:: SET PROBLEM ::
Reproduce all entries verbatim, with nothing added or dropped.

Records from a data source:
■ ■ ■

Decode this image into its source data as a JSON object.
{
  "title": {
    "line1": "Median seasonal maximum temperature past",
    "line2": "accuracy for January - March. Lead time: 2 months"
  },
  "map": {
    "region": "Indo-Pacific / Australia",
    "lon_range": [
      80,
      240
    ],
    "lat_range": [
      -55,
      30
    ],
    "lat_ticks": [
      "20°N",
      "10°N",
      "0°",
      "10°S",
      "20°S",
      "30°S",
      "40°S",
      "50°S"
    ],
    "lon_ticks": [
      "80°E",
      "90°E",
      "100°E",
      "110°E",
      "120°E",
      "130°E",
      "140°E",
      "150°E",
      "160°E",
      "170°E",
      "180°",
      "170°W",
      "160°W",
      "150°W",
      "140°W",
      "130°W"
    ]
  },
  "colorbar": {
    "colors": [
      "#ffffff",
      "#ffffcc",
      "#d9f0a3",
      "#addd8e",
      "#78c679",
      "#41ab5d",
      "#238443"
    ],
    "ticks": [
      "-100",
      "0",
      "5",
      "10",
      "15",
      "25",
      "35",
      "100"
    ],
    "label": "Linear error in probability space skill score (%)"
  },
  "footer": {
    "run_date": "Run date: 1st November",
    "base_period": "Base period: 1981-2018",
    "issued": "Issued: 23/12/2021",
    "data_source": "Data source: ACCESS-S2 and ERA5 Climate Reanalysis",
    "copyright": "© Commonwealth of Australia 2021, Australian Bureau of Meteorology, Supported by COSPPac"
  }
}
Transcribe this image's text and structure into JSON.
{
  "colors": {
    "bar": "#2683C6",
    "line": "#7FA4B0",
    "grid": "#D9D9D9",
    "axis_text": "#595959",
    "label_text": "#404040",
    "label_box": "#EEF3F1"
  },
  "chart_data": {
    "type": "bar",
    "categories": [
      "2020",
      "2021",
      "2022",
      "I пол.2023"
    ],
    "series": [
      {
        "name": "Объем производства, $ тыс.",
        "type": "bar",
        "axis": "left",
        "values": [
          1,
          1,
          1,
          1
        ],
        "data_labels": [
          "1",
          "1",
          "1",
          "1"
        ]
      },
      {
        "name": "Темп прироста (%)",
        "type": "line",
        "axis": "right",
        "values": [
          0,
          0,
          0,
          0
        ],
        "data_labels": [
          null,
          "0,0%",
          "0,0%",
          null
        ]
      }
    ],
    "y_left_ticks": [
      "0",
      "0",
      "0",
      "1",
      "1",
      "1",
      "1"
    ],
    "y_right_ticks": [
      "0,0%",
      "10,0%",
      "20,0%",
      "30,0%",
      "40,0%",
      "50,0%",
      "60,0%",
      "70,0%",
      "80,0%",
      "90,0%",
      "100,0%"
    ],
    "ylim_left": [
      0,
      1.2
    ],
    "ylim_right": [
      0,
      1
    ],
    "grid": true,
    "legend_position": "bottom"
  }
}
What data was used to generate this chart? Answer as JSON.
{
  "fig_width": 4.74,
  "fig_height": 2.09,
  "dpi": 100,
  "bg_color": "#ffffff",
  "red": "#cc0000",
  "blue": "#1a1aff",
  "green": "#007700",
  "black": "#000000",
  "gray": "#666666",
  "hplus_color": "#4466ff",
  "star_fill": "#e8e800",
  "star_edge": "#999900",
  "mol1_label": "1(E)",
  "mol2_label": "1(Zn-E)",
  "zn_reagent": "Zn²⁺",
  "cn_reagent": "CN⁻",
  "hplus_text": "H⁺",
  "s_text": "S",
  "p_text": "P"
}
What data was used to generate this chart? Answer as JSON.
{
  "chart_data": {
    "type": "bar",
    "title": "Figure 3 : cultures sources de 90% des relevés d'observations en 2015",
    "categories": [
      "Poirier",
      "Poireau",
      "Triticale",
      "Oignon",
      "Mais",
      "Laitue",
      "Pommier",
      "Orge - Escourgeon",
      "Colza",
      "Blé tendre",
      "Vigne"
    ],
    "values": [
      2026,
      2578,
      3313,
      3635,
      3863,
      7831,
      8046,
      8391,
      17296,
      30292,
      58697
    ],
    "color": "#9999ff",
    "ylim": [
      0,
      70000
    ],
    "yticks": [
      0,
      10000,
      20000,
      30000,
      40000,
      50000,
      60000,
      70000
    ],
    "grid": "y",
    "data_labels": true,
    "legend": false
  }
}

■ ■ ■

:: CORRECT RESULT ::
Decode this image into its source data as a JSON object.
{
  "title": {
    "line1": "Median seasonal maximum temperature past",
    "line2": "accuracy for January - March. Lead time: 2 months"
  },
  "map": {
    "region": "Indo-Pacific / Australia",
    "lon_range": [
      80,
      240
    ],
    "lat_range": [
      -55,
      30
    ],
    "lat_ticks": [
      "20°N",
      "10°N",
      "0°",
      "10°S",
      "20°S",
      "30°S",
      "40°S",
      "50°S"
    ],
    "lon_ticks": [
      "80°E",
      "90°E",
      "100°E",
      "110°E",
      "120°E",
      "130°E",
      "140°E",
      "150°E",
      "160°E",
      "170°E",
      "180°",
      "170°W",
      "160°W",
      "150°W",
      "140°W",
      "130°W"
    ]
  },
  "colorbar": {
    "colors": [
      "#ffffff",
      "#ffffcc",
      "#d9f0a3",
      "#addd8e",
      "#78c679",
      "#41ab5d",
      "#238443"
    ],
    "ticks": [
      "-100",
      "0",
      "5",
      "10",
      "15",
      "25",
      "35",
      "100"
    ],
    "label": "Linear error in probability space skill score (%)"
  },
  "footer": {
    "run_date": "Run date: 1st November",
    "base_period": "Base period: 1981-2018",
    "issued": "Issued: 23/12/2021",
    "data_source": "Data source: ACCESS-S2 and ERA5 Climate Reanalysis",
    "copyright": "© Commonwealth of Australia 2021, Australian Bureau of Meteorology, Supported by COSPPac"
  }
}
Transcribe this image's text and structure into JSON.
{
  "colors": {
    "bar": "#2683C6",
    "line": "#7FA4B0",
    "grid": "#D9D9D9",
    "axis_text": "#595959",
    "label_text": "#404040",
    "label_box": "#EEF3F1"
  },
  "chart_data": {
    "type": "bar",
    "categories": [
      "2020",
      "2021",
      "2022",
      "I пол.2023"
    ],
    "series": [
      {
        "name": "Объем производства, $ тыс.",
        "type": "bar",
        "axis": "left",
        "values": [
          1,
          1,
          1,
          1
        ],
        "data_labels": [
          "1",
          "1",
          "1",
          "1"
        ]
      },
      {
        "name": "Темп прироста (%)",
        "type": "line",
        "axis": "right",
        "values": [
          0,
          0,
          0,
          0
        ],
        "data_labels": [
          null,
          "0,0%",
          "0,0%",
          null
        ]
      }
    ],
    "y_left_ticks": [
      "0",
      "0",
      "0",
      "1",
      "1",
      "1",
      "1"
    ],
    "y_right_ticks": [
      "0,0%",
      "10,0%",
      "20,0%",
      "30,0%",
      "40,0%",
      "50,0%",
      "60,0%",
      "70,0%",
      "80,0%",
      "90,0%",
      "100,0%"
    ],
    "ylim_left": [
      0,
      1.2
    ],
    "ylim_right": [
      0,
      1
    ],
    "grid": true,
    "legend_position": "bottom"
  }
}
What data was used to generate this chart? Answer as JSON.
{
  "fig_width": 4.74,
  "fig_height": 2.09,
  "dpi": 100,
  "bg_color": "#ffffff",
  "red": "#cc0000",
  "blue": "#1a1aff",
  "green": "#007700",
  "black": "#000000",
  "gray": "#666666",
  "hplus_color": "#4466ff",
  "star_fill": "#e8e800",
  "star_edge": "#999900",
  "mol1_label": "1(E)",
  "mol2_label": "1(Zn-E)",
  "zn_reagent": "Zn²⁺",
  "cn_reagent": "CN⁻",
  "hplus_text": "H⁺",
  "s_text": "S",
  "p_text": "P"
}
What data was used to generate this chart? Answer as JSON.
{
  "chart_data": {
    "type": "bar",
    "title": "Figure 3 : cultures sources de 90% des relevés d'observations en 2015",
    "categories": [
      "Poirier",
      "Poireau",
      "Triticale",
      "Oignon",
      "Mais",
      "Laitue",
      "Pommier",
      "Orge - Escourgeon",
      "Colza",
      "Blé tendre",
      "Vigne"
    ],
    "values": [
      2026,
      2578,
      3313,
      3635,
      3863,
      7831,
      8046,
      8391,
      17296,
      30292,
      58697
    ],
    "color": "#9999ff",
    "ylim": [
      0,
      70000
    ],
    "yticks": [
      0,
      10000,
      20000,
      30000,
      40000,
      50000,
      60000,
      70000
    ],
    "grid": "y",
    "data_labels": true,
    "legend": false
  }
}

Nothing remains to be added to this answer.